=== DOCUMENT SEGMENT ===
If you choose not to use cookies during your visit, you should be aware that certain functions and pages will not work as expected. As an example, previously visited pages may ‘forget’ which content sections you had selected/expanded.
If you want to delete any cookies already on your computer, please refer to your browser vendor’s instructions by clicking “Help” in your browser menu. You can also find out more about cookies and how to delete and control them on www.aboutcookies.org or click “Help” in your browser menu.
How long we retain your information
We retain your personal data for as long as we have a relationship with you and for a period of time afterwards where we have an ongoing business need to retain it, in accordance with the following specific retention periods:
- Customer information. When you place an order for products and services we retain information about you subject to legal obligation and for business purposes.
- Correspondence and enquiries. When you make and enquiry or contact us by email or via our web contact form, we will retain your information for as long as it takes to resolve your enquiry, and for up to twenty-four (24) further months, after which we will delete your information.
=== DATA FOR REVIEW ===
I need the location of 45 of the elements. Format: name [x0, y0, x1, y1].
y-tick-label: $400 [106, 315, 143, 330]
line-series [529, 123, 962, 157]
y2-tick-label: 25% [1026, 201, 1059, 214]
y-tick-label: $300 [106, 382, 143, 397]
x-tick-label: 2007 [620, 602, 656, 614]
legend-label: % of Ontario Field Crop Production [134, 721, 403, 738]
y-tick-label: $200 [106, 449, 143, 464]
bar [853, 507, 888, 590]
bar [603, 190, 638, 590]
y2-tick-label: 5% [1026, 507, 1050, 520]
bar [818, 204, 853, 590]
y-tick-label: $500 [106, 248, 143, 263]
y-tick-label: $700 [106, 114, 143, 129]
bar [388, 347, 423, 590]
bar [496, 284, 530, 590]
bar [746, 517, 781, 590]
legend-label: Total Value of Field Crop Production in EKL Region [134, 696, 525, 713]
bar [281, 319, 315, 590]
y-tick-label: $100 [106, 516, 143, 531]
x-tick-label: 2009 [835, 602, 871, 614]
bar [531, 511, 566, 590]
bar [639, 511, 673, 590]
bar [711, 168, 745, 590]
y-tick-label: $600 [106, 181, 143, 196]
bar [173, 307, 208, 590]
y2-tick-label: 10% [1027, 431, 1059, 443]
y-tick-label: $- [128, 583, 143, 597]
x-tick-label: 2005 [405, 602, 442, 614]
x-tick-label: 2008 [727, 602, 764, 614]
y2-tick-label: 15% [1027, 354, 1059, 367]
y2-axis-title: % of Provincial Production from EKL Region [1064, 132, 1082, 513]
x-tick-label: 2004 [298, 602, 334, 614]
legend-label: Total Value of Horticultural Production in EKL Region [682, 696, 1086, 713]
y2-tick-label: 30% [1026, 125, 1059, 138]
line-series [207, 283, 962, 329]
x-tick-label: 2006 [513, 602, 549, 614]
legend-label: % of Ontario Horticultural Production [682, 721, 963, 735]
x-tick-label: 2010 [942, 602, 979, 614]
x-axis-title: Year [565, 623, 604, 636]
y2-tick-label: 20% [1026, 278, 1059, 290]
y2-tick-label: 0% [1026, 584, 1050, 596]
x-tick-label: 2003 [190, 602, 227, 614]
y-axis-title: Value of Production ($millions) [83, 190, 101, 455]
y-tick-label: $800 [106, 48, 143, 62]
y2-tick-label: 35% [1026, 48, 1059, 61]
===
> _INSTRUCTIONS FOR THE TASK_: Continue the privacy policy excerpt on cookies and data retention, starting right after its final sentence.

> _OUTPUT OF THE EXERCISE_:
- Mailing subscribers. We retain the information you used to sign-up to our mailing list for as long as you remain subscribed (i.e. you do not unsubscribe) or if we decide to cancel our mailing list service, whichever occurs first. Your contact details will be promptly deleted upon subscription.
- Present and previous employees’ information. Subject to legal obligation.
- Jobs applicant’s information. Up to twenty-four (24) months after the position is closed, after which we will delete your information.
How we secure your information
We take the security of your personal data very seriously. We have implemented various strategies, controls, policies and measures to keep your data secure and keep these measures under close review. We protect your data by using secure servers to store your information and specialized technology such as firewalls and password protection. Tangible data are stored in a secure metal cabinet, with limited personnel access. This means that your data is protected and only accessible to co-workers who need it to carry out their job responsibilities, subject to confidentiality restrictions where appropriate and on an anonymised basis wherever possible. We also ensure that there are strict physical controls in our buildings which restricts access to your personal data to keep it safe.
Transfers of your personal data outside the European Economic Area (EEA)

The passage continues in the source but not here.